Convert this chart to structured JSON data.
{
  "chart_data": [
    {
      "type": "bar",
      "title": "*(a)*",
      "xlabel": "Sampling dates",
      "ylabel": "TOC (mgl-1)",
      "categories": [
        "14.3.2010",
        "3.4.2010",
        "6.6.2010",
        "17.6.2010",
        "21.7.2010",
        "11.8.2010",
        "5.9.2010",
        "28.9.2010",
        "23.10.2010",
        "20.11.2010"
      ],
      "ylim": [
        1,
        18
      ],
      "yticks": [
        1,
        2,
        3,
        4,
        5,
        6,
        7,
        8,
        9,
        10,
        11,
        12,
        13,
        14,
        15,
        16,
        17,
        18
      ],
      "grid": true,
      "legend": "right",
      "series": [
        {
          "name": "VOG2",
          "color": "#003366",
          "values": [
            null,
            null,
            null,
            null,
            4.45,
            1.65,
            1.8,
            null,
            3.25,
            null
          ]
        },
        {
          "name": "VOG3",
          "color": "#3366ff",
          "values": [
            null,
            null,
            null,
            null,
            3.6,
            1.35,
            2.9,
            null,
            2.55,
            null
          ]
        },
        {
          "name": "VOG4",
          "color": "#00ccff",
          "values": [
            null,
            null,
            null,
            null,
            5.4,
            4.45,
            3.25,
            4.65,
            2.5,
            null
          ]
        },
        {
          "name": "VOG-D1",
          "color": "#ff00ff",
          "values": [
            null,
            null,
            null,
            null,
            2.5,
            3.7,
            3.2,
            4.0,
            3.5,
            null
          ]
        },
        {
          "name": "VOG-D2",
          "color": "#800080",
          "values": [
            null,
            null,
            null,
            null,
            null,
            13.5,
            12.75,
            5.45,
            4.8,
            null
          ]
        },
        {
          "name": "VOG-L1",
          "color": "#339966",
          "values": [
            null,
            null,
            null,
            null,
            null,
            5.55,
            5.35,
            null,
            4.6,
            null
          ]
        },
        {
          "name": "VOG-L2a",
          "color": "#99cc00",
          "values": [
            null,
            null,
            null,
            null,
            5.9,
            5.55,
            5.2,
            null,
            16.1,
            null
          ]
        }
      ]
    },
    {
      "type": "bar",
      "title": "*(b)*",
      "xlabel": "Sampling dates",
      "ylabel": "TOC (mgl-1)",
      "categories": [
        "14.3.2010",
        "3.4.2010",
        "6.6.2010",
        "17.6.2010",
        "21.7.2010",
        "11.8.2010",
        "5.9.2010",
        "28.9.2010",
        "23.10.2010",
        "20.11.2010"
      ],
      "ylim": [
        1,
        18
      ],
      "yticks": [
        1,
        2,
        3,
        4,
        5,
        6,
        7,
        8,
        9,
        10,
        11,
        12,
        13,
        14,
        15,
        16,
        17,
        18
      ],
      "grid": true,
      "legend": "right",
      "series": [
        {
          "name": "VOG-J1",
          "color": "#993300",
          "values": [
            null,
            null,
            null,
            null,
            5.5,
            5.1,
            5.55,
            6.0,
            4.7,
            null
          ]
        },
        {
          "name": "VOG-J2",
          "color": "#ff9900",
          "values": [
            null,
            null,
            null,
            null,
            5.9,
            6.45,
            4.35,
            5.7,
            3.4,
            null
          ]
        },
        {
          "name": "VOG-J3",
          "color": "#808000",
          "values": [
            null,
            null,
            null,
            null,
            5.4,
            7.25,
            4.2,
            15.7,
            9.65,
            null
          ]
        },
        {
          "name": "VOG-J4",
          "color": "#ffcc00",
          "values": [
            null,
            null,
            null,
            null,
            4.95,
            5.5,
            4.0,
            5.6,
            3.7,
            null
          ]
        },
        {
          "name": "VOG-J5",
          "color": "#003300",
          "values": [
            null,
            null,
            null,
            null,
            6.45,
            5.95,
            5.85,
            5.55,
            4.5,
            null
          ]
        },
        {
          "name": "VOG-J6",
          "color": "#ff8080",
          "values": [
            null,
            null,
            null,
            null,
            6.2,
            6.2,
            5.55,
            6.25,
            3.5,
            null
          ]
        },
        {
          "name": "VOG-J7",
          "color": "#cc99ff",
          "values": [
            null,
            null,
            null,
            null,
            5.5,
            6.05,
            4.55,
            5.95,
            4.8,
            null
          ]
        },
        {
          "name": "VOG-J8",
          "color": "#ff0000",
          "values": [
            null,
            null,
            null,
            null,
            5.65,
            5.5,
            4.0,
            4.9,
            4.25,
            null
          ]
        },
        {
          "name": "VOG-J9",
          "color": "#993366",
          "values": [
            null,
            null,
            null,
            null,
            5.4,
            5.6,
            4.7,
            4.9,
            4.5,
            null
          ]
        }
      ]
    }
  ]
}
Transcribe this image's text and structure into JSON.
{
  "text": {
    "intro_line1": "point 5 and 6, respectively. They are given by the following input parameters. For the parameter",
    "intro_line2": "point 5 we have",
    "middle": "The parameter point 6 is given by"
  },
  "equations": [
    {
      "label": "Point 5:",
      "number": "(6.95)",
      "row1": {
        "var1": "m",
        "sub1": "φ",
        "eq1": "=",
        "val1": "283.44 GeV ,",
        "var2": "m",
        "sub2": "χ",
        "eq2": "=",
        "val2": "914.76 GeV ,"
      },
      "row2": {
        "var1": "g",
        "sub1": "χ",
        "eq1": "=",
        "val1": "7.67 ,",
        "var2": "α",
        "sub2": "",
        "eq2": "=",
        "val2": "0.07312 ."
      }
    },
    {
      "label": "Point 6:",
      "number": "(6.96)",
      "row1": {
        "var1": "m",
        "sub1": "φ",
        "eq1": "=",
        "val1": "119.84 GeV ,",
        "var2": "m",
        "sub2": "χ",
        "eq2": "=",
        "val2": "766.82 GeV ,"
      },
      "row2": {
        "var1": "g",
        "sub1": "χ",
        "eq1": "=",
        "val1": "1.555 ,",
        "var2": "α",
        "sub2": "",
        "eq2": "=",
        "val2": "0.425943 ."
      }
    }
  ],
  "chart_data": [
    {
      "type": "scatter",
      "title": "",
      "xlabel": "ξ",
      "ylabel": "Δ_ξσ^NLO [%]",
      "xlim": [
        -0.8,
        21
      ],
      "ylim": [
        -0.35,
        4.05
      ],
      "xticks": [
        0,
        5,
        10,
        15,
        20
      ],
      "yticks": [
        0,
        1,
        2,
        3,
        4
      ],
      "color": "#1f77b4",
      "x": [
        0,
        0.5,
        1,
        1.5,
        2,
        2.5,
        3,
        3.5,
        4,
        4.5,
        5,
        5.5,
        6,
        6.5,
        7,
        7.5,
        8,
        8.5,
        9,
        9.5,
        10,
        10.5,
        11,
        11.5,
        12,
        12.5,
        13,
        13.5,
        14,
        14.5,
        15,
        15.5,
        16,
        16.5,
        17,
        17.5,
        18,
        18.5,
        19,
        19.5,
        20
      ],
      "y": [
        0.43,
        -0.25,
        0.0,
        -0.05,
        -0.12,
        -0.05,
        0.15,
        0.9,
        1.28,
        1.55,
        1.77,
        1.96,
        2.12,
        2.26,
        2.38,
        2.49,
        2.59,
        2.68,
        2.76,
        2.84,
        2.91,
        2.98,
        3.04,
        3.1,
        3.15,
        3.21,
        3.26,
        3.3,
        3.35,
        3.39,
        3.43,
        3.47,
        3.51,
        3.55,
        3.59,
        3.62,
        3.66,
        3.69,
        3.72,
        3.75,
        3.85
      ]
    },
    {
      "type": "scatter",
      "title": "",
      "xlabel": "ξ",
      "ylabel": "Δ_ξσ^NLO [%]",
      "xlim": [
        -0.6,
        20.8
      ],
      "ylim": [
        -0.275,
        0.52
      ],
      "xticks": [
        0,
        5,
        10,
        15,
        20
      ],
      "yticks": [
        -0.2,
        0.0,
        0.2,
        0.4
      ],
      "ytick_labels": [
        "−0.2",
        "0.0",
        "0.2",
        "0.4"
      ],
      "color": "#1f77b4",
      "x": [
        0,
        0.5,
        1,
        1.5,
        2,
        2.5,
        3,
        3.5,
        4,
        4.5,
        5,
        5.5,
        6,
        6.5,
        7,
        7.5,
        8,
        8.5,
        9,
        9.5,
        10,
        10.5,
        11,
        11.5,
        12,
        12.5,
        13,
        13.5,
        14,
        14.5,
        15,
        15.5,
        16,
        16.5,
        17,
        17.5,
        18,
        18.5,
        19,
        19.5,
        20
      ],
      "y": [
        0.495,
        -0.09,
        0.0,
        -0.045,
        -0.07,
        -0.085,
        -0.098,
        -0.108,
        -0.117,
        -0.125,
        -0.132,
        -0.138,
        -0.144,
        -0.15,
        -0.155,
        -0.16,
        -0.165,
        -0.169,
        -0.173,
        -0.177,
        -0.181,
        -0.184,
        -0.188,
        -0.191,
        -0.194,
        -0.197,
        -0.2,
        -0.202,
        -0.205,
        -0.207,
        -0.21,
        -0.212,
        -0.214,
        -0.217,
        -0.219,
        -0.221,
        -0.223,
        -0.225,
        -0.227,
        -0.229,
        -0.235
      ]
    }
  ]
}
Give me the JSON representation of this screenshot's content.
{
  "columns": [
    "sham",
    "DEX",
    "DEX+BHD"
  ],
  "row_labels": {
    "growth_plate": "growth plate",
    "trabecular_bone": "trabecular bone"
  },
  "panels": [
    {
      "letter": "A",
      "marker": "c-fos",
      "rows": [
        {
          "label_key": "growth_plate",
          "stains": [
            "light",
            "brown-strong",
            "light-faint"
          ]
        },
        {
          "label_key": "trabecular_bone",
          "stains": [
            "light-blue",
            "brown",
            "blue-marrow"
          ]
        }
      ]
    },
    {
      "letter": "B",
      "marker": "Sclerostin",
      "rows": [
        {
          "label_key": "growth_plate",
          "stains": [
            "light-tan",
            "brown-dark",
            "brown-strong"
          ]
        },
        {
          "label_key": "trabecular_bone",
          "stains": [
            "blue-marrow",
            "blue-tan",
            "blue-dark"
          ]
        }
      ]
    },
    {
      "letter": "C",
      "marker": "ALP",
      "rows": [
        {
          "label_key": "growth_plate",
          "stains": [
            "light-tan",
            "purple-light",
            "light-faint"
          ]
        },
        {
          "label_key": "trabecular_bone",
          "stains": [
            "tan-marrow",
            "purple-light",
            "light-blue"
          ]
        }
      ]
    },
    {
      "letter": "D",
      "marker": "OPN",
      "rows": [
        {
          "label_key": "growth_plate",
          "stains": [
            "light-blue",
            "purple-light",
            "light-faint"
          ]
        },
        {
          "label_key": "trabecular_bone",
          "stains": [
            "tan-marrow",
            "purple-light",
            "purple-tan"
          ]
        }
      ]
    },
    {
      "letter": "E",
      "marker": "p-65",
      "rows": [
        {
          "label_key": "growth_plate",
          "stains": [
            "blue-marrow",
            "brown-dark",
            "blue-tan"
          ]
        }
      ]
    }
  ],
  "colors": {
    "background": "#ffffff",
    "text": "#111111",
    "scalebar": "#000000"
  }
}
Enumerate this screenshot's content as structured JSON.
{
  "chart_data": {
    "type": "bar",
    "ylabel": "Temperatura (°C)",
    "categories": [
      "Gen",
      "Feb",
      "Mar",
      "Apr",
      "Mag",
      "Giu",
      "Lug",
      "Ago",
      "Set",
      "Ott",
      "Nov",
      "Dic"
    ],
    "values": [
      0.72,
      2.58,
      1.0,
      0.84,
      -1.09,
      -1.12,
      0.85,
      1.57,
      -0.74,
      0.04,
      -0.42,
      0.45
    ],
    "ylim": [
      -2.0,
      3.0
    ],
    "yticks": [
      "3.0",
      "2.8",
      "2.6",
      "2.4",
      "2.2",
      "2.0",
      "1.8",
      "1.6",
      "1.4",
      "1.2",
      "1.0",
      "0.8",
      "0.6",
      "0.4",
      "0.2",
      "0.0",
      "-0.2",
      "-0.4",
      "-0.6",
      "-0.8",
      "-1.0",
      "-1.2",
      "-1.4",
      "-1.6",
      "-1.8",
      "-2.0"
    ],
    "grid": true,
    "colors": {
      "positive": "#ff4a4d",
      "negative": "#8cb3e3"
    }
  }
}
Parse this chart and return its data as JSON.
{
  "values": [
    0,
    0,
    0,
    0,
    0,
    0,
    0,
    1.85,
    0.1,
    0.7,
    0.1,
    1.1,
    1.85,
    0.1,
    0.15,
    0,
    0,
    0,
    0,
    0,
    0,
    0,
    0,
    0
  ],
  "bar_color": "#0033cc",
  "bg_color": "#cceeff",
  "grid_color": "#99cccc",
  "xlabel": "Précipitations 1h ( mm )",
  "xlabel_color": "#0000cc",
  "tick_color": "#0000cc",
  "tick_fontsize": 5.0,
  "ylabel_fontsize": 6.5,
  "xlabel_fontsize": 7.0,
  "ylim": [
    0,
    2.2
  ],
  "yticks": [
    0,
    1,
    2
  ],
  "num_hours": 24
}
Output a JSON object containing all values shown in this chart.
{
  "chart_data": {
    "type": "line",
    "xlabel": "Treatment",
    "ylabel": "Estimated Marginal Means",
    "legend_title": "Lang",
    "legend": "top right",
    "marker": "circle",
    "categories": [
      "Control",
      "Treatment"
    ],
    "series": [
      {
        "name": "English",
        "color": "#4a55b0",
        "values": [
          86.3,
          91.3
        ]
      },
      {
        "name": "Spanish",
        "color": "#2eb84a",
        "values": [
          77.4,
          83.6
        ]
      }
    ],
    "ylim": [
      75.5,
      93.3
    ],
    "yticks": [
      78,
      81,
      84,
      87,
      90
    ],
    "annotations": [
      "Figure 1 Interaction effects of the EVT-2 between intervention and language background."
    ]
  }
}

### JOB
Copy each line holding the word "brown" from the listing above.

### REPLY
            "brown-strong",
            "brown",
            "brown-dark",
            "brown-strong"
            "brown-dark",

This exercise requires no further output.